### Given records

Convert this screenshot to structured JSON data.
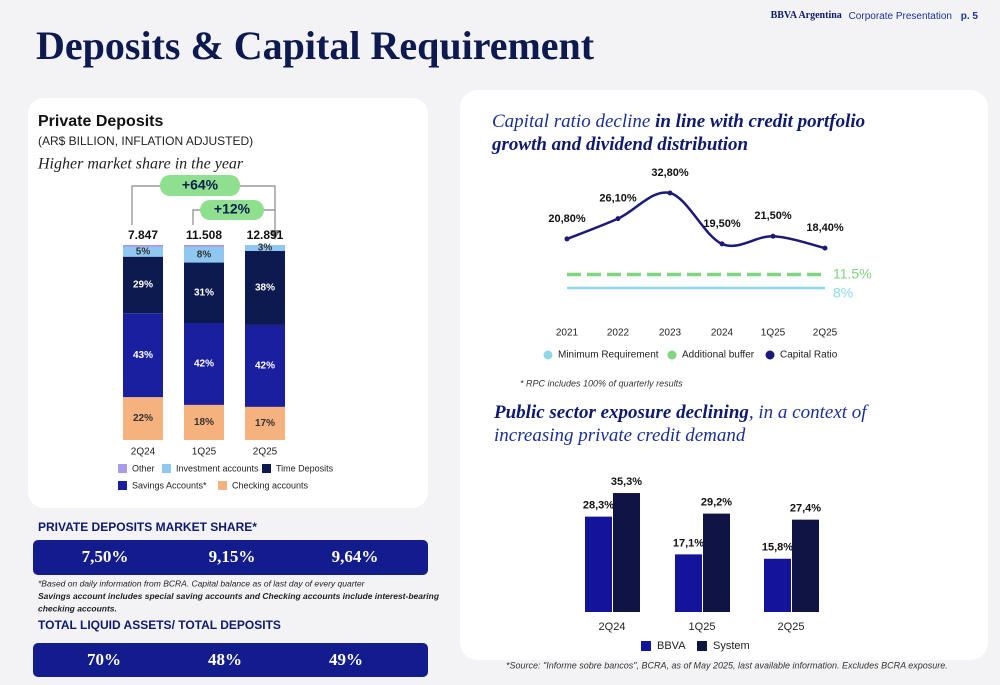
{
  "header": {
    "brand": "BBVA Argentina",
    "section": "Corporate Presentation",
    "page": "p. 5",
    "title": "Deposits & Capital Requirement"
  },
  "chart_data": [
    {
      "type": "stacked_bar",
      "title": "Private Deposits",
      "subtitle": "(AR$ BILLION, INFLATION ADJUSTED)",
      "annotation": "Higher market share in the year",
      "growth_labels": [
        "+64%",
        "+12%"
      ],
      "categories": [
        "2Q24",
        "1Q25",
        "2Q25"
      ],
      "totals": {
        "values": [
          7847,
          11508,
          12891
        ],
        "value_labels": [
          "7.847",
          "11.508",
          "12.891"
        ]
      },
      "ylim": [
        0,
        100
      ],
      "series": [
        {
          "name": "Other",
          "color": "#a99be8",
          "values": [
            1,
            1,
            0
          ]
        },
        {
          "name": "Investment accounts",
          "color": "#8ec8f0",
          "values": [
            5,
            8,
            3
          ],
          "value_labels": [
            "5%",
            "8%",
            "3%"
          ]
        },
        {
          "name": "Time Deposits",
          "color": "#0d1a4f",
          "values": [
            29,
            31,
            38
          ],
          "value_labels": [
            "29%",
            "31%",
            "38%"
          ]
        },
        {
          "name": "Savings Accounts*",
          "color": "#1a1fa0",
          "values": [
            43,
            42,
            42
          ],
          "value_labels": [
            "43%",
            "42%",
            "42%"
          ]
        },
        {
          "name": "Checking accounts",
          "color": "#f5b17e",
          "values": [
            22,
            18,
            17
          ],
          "value_labels": [
            "22%",
            "18%",
            "17%"
          ]
        }
      ]
    },
    {
      "type": "line",
      "title": "Capital ratio decline",
      "title_emphasis": "in line with credit portfolio growth and dividend distribution",
      "categories": [
        "2021",
        "2022",
        "2023",
        "2024",
        "1Q25",
        "2Q25"
      ],
      "ylim": [
        0,
        40
      ],
      "series": [
        {
          "name": "Minimum Requirement",
          "color": "#8fd8e8",
          "values": [
            8,
            8,
            8,
            8,
            8,
            8
          ],
          "value_labels": [
            null,
            null,
            null,
            null,
            null,
            "8%"
          ]
        },
        {
          "name": "Additional buffer",
          "color": "#7ed67e",
          "dash": true,
          "values": [
            11.5,
            11.5,
            11.5,
            11.5,
            11.5,
            11.5
          ],
          "value_labels": [
            null,
            null,
            null,
            null,
            null,
            "11.5%"
          ]
        },
        {
          "name": "Capital Ratio",
          "color": "#1a1a7a",
          "values": [
            20.8,
            26.1,
            32.8,
            19.5,
            21.5,
            18.4
          ],
          "value_labels": [
            "20,80%",
            "26,10%",
            "32,80%",
            "19,50%",
            "21,50%",
            "18,40%"
          ]
        }
      ],
      "note": "* RPC includes 100% of quarterly results"
    },
    {
      "type": "bar",
      "title_emphasis": "Public sector exposure declining",
      "title": ", in a context of increasing private credit demand",
      "categories": [
        "2Q24",
        "1Q25",
        "2Q25"
      ],
      "ylim": [
        0,
        40
      ],
      "series": [
        {
          "name": "BBVA",
          "color": "#14149a",
          "values": [
            28.3,
            17.1,
            15.8
          ],
          "value_labels": [
            "28,3%",
            "17,1%",
            "15,8%"
          ]
        },
        {
          "name": "System",
          "color": "#0f1445",
          "values": [
            35.3,
            29.2,
            27.4
          ],
          "value_labels": [
            "35,3%",
            "29,2%",
            "27,4%"
          ]
        }
      ],
      "note": "*Source: \"Informe sobre bancos\", BCRA, as of  May 2025, last available information. Excludes BCRA exposure."
    }
  ],
  "market_share": {
    "title": "PRIVATE DEPOSITS  MARKET SHARE*",
    "values": [
      "7,50%",
      "9,15%",
      "9,64%"
    ]
  },
  "footnotes": [
    "*Based on daily information from BCRA. Capital balance as of last day of every quarter",
    "Savings account includes special saving accounts and Checking accounts include interest-bearing",
    "checking accounts."
  ],
  "liquid_assets": {
    "title": "TOTAL LIQUID ASSETS/ TOTAL DEPOSITS",
    "values": [
      "70%",
      "48%",
      "49%"
    ]
  }
}
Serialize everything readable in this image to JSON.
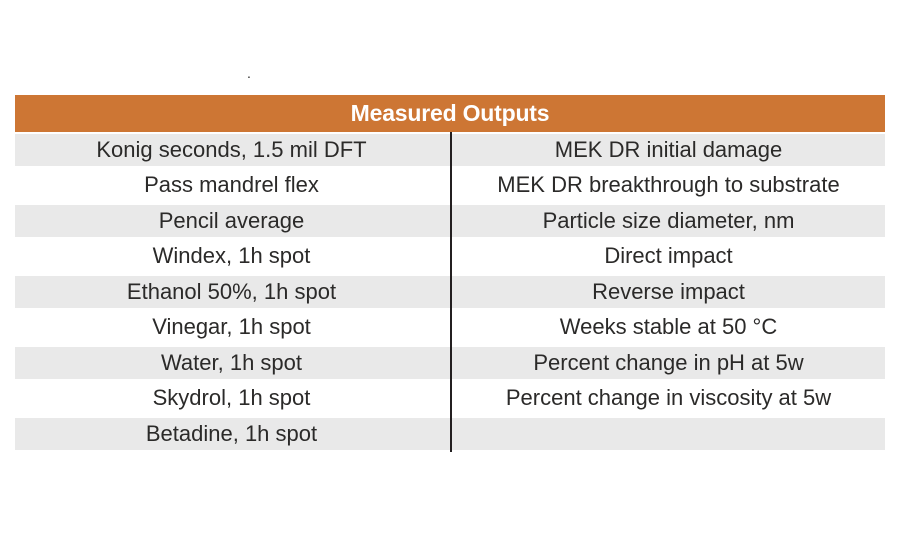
{
  "page": {
    "background": "#ffffff",
    "stray_mark": "."
  },
  "table": {
    "title": "Measured Outputs",
    "header_bg": "#cd7634",
    "header_text_color": "#ffffff",
    "row_alt_bg": "#e9e9e9",
    "row_bg": "#ffffff",
    "text_color": "#2b2a29",
    "divider_color": "#231f20",
    "rows": [
      {
        "left": "Konig seconds, 1.5 mil DFT",
        "right": "MEK DR initial damage"
      },
      {
        "left": "Pass mandrel flex",
        "right": "MEK DR breakthrough to substrate"
      },
      {
        "left": "Pencil average",
        "right": "Particle size diameter, nm"
      },
      {
        "left": "Windex, 1h spot",
        "right": "Direct impact"
      },
      {
        "left": "Ethanol 50%, 1h spot",
        "right": "Reverse impact"
      },
      {
        "left": "Vinegar, 1h spot",
        "right": "Weeks stable at 50 °C"
      },
      {
        "left": "Water, 1h spot",
        "right": "Percent change in pH at 5w"
      },
      {
        "left": "Skydrol, 1h spot",
        "right": "Percent change in viscosity at 5w"
      },
      {
        "left": "Betadine, 1h spot",
        "right": ""
      }
    ]
  }
}
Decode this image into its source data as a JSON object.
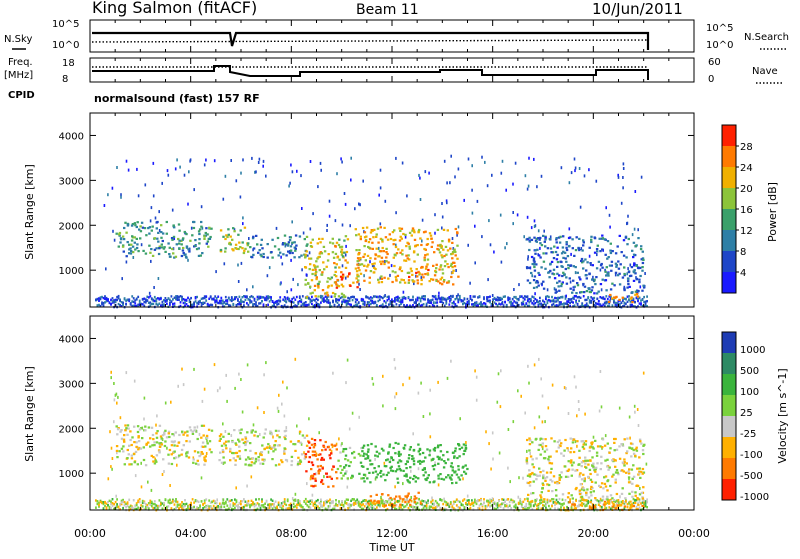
{
  "header": {
    "station": "King Salmon (fitACF)",
    "beam": "Beam 11",
    "date": "10/Jun/2011",
    "mode": "normalsound (fast) 157 RF"
  },
  "noise_panel": {
    "left_label": "N.Sky",
    "right_label": "N.Search",
    "left_ticks": [
      "10^5",
      "10^0"
    ],
    "right_ticks": [
      "10^5",
      "10^0"
    ]
  },
  "freq_panel": {
    "left_label_1": "Freq.",
    "left_label_2": "[MHz]",
    "left_ticks": [
      "18",
      "8"
    ],
    "right_label": "Nave",
    "right_ticks": [
      "60",
      "0"
    ],
    "cpid_label": "CPID"
  },
  "power_panel": {
    "ylabel": "Slant Range [km]",
    "yticks": [
      "4000",
      "3000",
      "2000",
      "1000"
    ],
    "colorbar_label": "Power [dB]",
    "colorbar_ticks": [
      "28",
      "24",
      "20",
      "16",
      "12",
      "8",
      "4"
    ],
    "colorbar_colors": [
      "#1a1aff",
      "#1e46c8",
      "#2e7fa6",
      "#3aa06a",
      "#8cc43a",
      "#f0b000",
      "#ff7a00",
      "#ff2000"
    ]
  },
  "velocity_panel": {
    "ylabel": "Slant Range [km]",
    "yticks": [
      "4000",
      "3000",
      "2000",
      "1000"
    ],
    "colorbar_label": "Velocity [m s^-1]",
    "colorbar_ticks": [
      "1000",
      "500",
      "100",
      "25",
      "-25",
      "-100",
      "-500",
      "-1000"
    ],
    "colorbar_colors": [
      "#1e3cb4",
      "#2d8a64",
      "#3ab43c",
      "#7ad23c",
      "#c8c8c8",
      "#ffb000",
      "#ff7a00",
      "#ff2000"
    ]
  },
  "xaxis": {
    "label": "Time UT",
    "ticks": [
      "00:00",
      "04:00",
      "08:00",
      "12:00",
      "16:00",
      "20:00",
      "00:00"
    ]
  },
  "chart_data": {
    "type": "heatmap",
    "title": "King Salmon (fitACF) Beam 11 10/Jun/2011",
    "xlabel": "Time UT",
    "ylabel": "Slant Range [km]",
    "xlim_hours": [
      0,
      24
    ],
    "ylim_km": [
      180,
      4500
    ],
    "data_end_hour": 22.1,
    "power_regions": [
      {
        "t": [
          1.0,
          4.8
        ],
        "r": [
          1300,
          2100
        ],
        "db": 12
      },
      {
        "t": [
          5.1,
          6.3
        ],
        "r": [
          1400,
          2000
        ],
        "db": 18
      },
      {
        "t": [
          6.3,
          8.6
        ],
        "r": [
          1300,
          1800
        ],
        "db": 10
      },
      {
        "t": [
          8.5,
          10.2
        ],
        "r": [
          400,
          1800
        ],
        "db": 20
      },
      {
        "t": [
          10.5,
          14.6
        ],
        "r": [
          700,
          2000
        ],
        "db": 22
      },
      {
        "t": [
          9.7,
          10.6
        ],
        "r": [
          600,
          1000
        ],
        "db": 26
      },
      {
        "t": [
          12.6,
          13.4
        ],
        "r": [
          800,
          1100
        ],
        "db": 26
      },
      {
        "t": [
          17.3,
          22.0
        ],
        "r": [
          500,
          1800
        ],
        "db": 8
      },
      {
        "t": [
          20.5,
          21.8
        ],
        "r": [
          300,
          500
        ],
        "db": 24
      }
    ],
    "velocity_regions": [
      {
        "t": [
          1.0,
          4.8
        ],
        "r": [
          1200,
          2100
        ],
        "v": 0
      },
      {
        "t": [
          5.1,
          8.6
        ],
        "r": [
          1200,
          2000
        ],
        "v": 0
      },
      {
        "t": [
          8.5,
          9.8
        ],
        "r": [
          700,
          1800
        ],
        "v": -500
      },
      {
        "t": [
          9.8,
          10.8
        ],
        "r": [
          900,
          1600
        ],
        "v": 80
      },
      {
        "t": [
          10.8,
          15.0
        ],
        "r": [
          800,
          1700
        ],
        "v": 300
      },
      {
        "t": [
          11.0,
          13.2
        ],
        "r": [
          300,
          600
        ],
        "v": -300
      },
      {
        "t": [
          17.3,
          22.0
        ],
        "r": [
          400,
          1800
        ],
        "v": 0
      },
      {
        "t": [
          19.0,
          22.0
        ],
        "r": [
          200,
          400
        ],
        "v": -120
      }
    ]
  }
}
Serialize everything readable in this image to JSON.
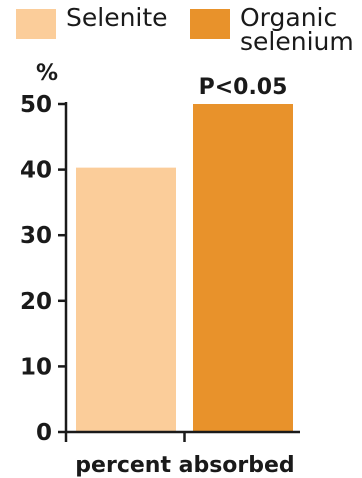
{
  "chart_data": {
    "type": "bar",
    "categories": [
      "percent absorbed"
    ],
    "series": [
      {
        "name": "Selenite",
        "values": [
          40.3
        ],
        "color": "#fbcd9a"
      },
      {
        "name": "Organic\nselenium",
        "values": [
          50
        ],
        "color": "#e8922b"
      }
    ],
    "xlabel": "percent absorbed",
    "ylabel": "%",
    "ylim": [
      0,
      50
    ],
    "yticks": [
      0,
      10,
      20,
      30,
      40,
      50
    ],
    "grid": false,
    "legend": "top",
    "annotations": [
      {
        "text": "P<0.05",
        "series": "Organic\nselenium"
      }
    ],
    "axis_color": "#1a1a1a"
  }
}
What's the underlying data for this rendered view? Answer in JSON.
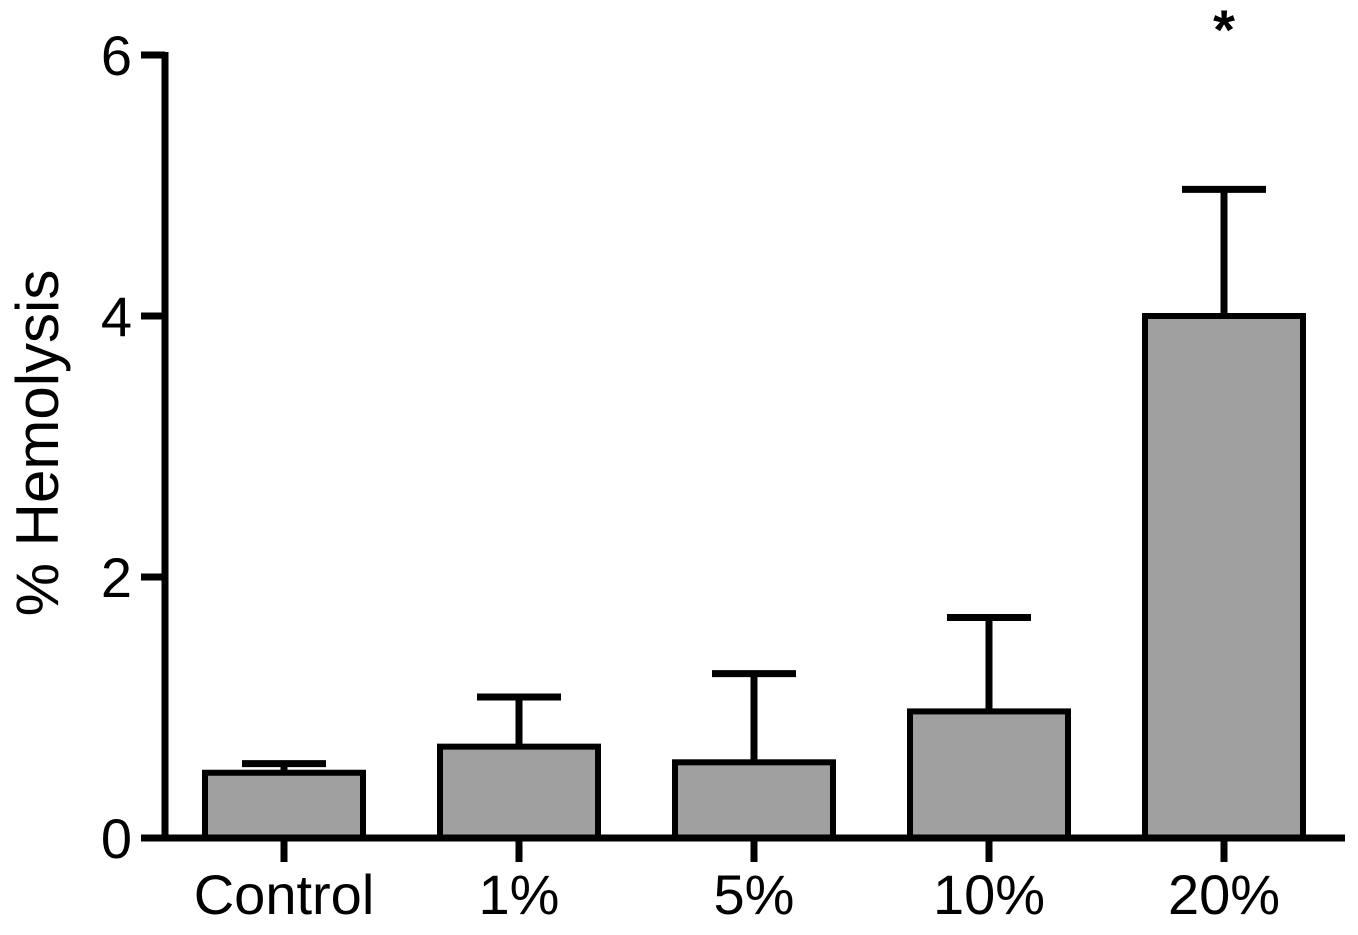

### Task details
Scan the data above; copy every line where "Capital" appears.

### Response for this exercise
    "title": "Deposits & Capital Requirement"
      "title": "Capital ratio decline",
          "name": "Capital Ratio",
    "*Based on daily information from BCRA. Capital balance as of last day of every quarter",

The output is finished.